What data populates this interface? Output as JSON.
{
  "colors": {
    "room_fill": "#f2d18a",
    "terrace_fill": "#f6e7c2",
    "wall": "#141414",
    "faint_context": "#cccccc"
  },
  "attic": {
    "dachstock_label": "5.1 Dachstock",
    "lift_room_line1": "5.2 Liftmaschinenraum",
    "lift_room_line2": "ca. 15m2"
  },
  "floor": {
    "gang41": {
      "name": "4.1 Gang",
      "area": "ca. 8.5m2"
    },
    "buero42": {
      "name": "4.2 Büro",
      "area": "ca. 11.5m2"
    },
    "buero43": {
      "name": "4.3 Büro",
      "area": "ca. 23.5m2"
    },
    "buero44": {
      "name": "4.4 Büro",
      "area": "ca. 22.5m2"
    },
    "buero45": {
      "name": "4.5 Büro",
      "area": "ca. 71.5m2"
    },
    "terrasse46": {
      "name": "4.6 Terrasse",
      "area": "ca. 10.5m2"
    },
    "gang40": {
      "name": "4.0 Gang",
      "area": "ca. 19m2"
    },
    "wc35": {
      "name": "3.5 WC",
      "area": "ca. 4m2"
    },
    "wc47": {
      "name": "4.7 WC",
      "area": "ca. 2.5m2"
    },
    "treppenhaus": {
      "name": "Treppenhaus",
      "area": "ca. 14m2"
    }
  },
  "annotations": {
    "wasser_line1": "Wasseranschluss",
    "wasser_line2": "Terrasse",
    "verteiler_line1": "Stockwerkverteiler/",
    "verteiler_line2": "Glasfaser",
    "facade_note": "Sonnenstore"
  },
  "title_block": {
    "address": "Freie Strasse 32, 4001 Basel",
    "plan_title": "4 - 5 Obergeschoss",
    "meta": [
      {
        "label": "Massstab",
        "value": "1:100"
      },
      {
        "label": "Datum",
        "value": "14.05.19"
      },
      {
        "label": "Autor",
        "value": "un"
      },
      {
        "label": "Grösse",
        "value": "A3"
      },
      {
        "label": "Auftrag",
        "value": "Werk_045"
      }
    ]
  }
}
****
What you should do — Look for the word "Büro" in every line of the listing and copy the lines that have it.

Reply to the task —
      "name": "4.2 Büro",
      "name": "4.3 Büro",
      "name": "4.4 Büro",
      "name": "4.5 Büro",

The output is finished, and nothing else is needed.